Raw records:
━━━━━━
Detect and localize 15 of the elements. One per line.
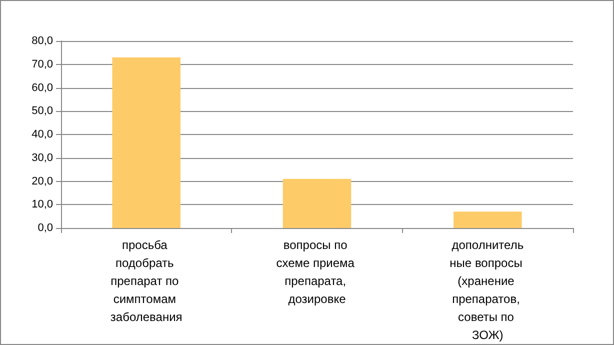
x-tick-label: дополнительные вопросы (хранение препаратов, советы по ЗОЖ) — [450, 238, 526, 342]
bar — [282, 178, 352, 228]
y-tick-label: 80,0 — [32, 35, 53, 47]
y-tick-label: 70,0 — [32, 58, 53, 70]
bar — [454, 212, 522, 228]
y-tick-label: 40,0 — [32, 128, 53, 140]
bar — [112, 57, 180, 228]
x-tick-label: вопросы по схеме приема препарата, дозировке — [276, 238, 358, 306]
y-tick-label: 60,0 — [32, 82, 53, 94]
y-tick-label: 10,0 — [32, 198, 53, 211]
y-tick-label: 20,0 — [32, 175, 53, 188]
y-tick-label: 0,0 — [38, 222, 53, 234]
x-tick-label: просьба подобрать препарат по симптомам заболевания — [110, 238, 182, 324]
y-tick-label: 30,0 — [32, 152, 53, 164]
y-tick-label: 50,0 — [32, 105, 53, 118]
━━━━━━
WRITTEN INSTRUCTION:
Reproduce every line of the data above word for word, and leave out the picture.

EXPECTED ANSWER:
Detect and localize 15 of the elements. One per line.
x-tick-label: дополнительные вопросы (хранение препаратов, советы по ЗОЖ) — [450, 238, 526, 342]
bar — [282, 178, 352, 228]
y-tick-label: 80,0 — [32, 35, 53, 47]
y-tick-label: 70,0 — [32, 58, 53, 70]
bar — [454, 212, 522, 228]
y-tick-label: 40,0 — [32, 128, 53, 140]
bar — [112, 57, 180, 228]
x-tick-label: вопросы по схеме приема препарата, дозировке — [276, 238, 358, 306]
y-tick-label: 60,0 — [32, 82, 53, 94]
y-tick-label: 10,0 — [32, 198, 53, 211]
y-tick-label: 20,0 — [32, 175, 53, 188]
y-tick-label: 0,0 — [38, 222, 53, 234]
x-tick-label: просьба подобрать препарат по симптомам заболевания — [110, 238, 182, 324]
y-tick-label: 30,0 — [32, 152, 53, 164]
y-tick-label: 50,0 — [32, 105, 53, 118]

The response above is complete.